§ **Direction**
Lines holding the string "ilustrate" are the ones to copy; find them all in the data.

§ **Items**
-------------------------
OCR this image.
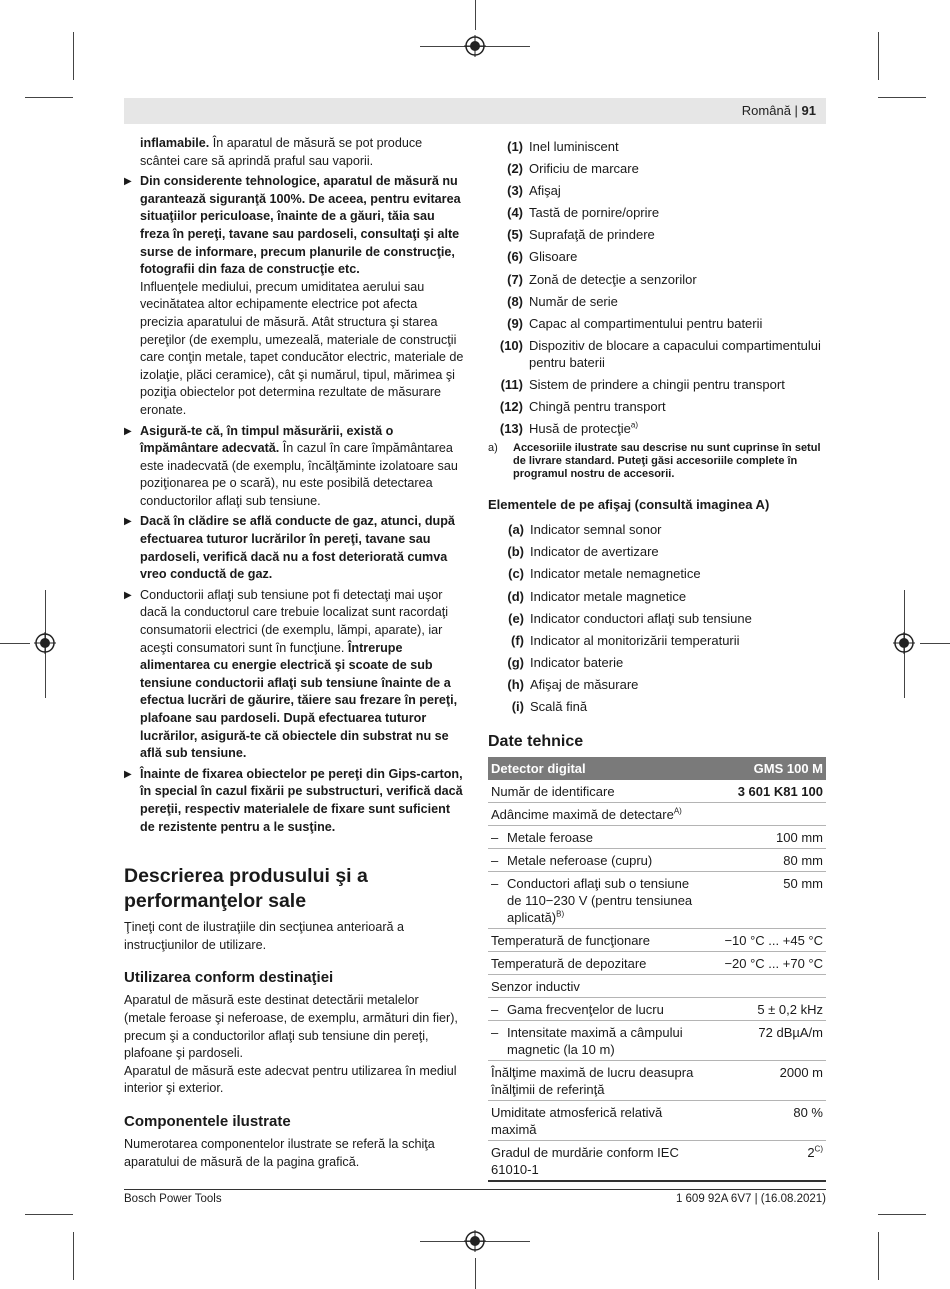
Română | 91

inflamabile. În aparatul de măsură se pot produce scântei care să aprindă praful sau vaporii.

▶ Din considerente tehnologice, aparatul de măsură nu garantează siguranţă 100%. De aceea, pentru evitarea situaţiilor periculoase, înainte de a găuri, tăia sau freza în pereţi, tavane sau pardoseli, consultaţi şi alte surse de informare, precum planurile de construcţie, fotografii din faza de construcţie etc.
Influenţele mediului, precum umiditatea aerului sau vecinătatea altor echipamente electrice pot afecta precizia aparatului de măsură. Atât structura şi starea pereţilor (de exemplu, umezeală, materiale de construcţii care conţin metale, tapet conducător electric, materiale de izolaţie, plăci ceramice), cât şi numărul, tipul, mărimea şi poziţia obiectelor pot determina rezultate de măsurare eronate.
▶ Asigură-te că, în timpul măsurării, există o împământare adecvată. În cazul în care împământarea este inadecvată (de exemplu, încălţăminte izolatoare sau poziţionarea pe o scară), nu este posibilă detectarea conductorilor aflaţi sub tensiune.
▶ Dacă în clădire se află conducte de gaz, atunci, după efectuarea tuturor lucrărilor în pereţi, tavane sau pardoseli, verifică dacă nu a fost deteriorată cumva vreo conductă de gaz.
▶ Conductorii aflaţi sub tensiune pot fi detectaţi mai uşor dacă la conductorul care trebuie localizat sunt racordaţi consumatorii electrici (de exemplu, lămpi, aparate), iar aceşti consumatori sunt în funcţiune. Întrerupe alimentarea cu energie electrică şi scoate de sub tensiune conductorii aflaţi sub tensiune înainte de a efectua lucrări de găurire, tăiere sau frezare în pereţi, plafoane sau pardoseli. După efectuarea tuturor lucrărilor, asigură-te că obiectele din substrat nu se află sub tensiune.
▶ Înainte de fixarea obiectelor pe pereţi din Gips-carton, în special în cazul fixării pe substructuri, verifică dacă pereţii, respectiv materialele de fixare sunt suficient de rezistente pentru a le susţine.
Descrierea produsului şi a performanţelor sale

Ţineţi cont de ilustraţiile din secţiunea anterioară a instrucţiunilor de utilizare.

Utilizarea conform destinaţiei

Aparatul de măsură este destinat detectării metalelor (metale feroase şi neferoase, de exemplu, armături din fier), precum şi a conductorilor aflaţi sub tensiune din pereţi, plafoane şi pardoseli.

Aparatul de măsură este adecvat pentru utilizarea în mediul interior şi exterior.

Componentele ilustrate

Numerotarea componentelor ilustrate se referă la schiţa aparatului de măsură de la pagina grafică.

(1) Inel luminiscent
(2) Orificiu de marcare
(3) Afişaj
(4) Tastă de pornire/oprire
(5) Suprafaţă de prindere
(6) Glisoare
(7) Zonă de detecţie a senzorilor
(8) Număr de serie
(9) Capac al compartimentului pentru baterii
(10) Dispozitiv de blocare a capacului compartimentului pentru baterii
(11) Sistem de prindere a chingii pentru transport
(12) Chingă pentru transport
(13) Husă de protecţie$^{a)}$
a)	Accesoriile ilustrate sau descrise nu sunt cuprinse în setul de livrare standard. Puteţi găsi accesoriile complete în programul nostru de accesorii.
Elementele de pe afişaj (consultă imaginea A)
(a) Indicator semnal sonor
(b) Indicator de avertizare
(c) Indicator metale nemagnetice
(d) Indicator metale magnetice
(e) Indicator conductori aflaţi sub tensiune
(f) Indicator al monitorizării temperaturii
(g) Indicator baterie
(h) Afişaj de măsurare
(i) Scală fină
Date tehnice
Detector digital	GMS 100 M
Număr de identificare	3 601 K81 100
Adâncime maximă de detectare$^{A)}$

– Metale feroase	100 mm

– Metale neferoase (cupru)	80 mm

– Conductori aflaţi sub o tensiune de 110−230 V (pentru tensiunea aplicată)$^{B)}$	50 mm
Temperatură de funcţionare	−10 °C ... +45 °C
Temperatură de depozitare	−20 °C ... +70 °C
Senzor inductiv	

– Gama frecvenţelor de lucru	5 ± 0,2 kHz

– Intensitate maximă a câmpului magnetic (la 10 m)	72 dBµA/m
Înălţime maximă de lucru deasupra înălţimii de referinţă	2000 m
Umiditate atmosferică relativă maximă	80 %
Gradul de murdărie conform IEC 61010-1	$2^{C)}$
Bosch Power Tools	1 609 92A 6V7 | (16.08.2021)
-------------------------
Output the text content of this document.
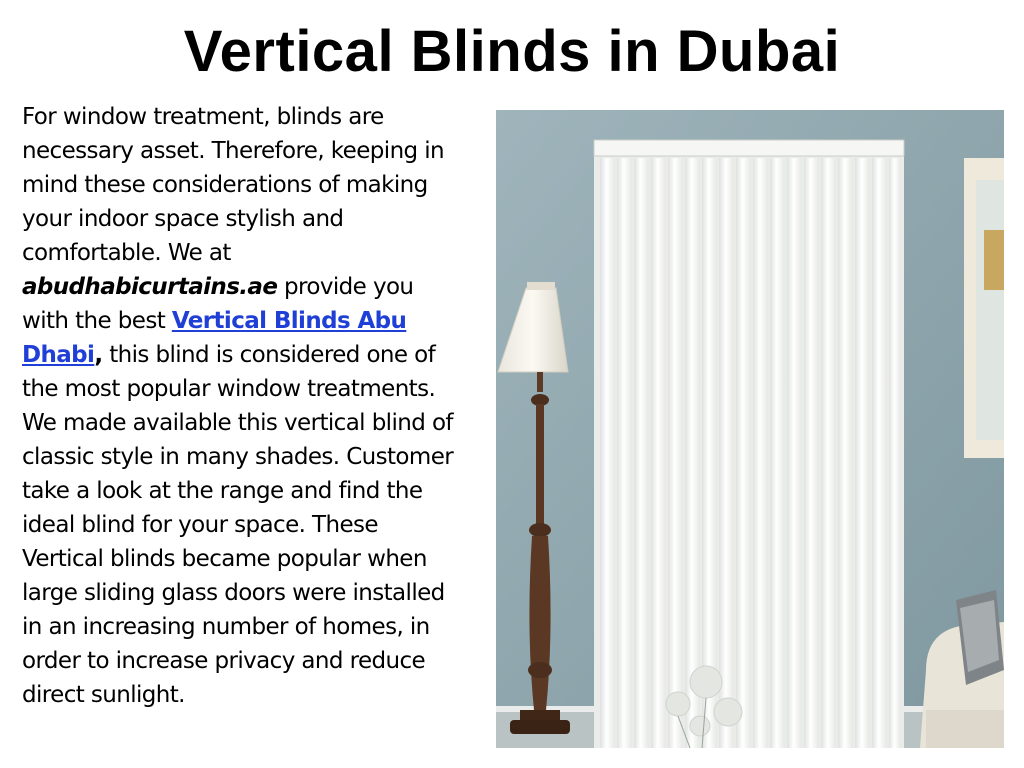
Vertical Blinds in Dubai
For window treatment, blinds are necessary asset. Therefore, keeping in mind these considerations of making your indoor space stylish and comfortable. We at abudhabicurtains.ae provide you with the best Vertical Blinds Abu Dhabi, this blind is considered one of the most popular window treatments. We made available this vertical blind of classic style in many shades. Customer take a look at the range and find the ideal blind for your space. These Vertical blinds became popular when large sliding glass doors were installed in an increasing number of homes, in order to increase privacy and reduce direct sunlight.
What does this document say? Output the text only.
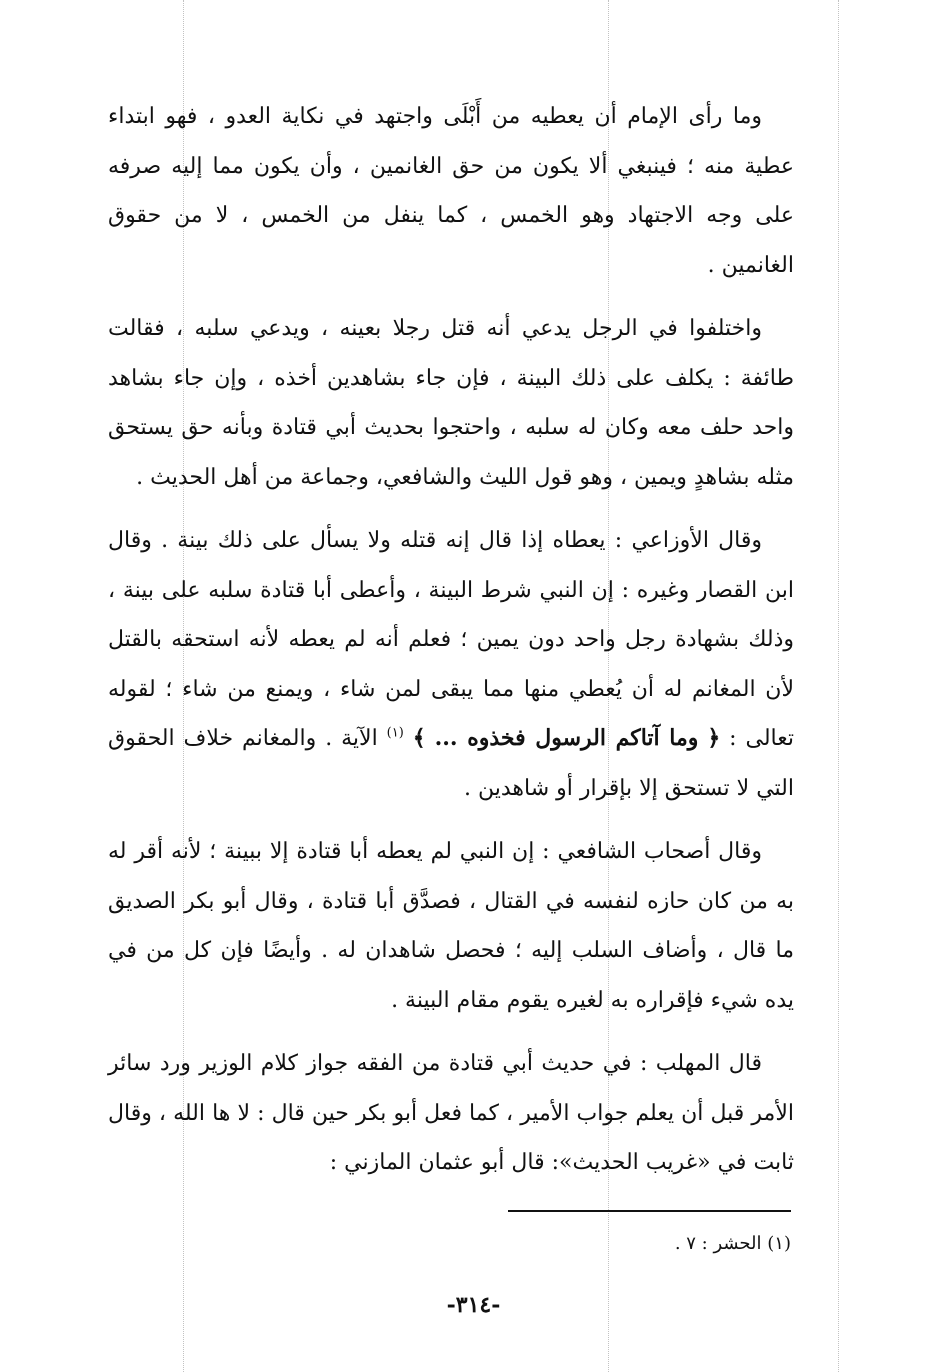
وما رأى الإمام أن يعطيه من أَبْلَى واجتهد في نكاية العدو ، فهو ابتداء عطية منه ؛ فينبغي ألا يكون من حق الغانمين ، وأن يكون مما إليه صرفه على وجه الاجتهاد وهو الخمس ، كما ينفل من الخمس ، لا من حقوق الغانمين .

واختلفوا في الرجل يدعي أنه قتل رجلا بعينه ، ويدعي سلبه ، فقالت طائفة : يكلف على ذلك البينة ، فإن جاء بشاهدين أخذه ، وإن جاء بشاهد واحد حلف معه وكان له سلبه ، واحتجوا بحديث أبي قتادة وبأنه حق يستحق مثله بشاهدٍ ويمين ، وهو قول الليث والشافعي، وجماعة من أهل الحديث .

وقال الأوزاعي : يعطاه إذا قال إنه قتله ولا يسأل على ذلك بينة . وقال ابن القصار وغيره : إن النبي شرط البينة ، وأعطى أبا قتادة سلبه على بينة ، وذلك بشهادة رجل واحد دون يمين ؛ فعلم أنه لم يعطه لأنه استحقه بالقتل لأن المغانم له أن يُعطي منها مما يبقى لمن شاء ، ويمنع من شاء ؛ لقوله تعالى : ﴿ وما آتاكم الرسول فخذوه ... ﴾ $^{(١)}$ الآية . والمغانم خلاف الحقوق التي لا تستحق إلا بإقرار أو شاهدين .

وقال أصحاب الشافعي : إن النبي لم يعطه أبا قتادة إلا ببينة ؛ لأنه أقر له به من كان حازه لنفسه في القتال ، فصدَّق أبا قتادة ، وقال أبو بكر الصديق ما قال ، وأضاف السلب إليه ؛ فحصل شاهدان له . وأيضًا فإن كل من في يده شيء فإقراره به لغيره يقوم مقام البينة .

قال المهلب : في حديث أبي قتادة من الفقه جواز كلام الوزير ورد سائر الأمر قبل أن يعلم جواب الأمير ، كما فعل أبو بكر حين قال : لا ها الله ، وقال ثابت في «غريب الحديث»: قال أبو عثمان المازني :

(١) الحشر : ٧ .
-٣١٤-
-------------------------
§ **Expected answer**
Componentele ilustrate
Numerotarea componentelor ilustrate se referă la schiţa aparatului de măsură de la pagina grafică.
a)	Accesoriile ilustrate sau descrise nu sunt cuprinse în setul de livrare standard. Puteţi găsi accesoriile complete în programul nostru de accesorii.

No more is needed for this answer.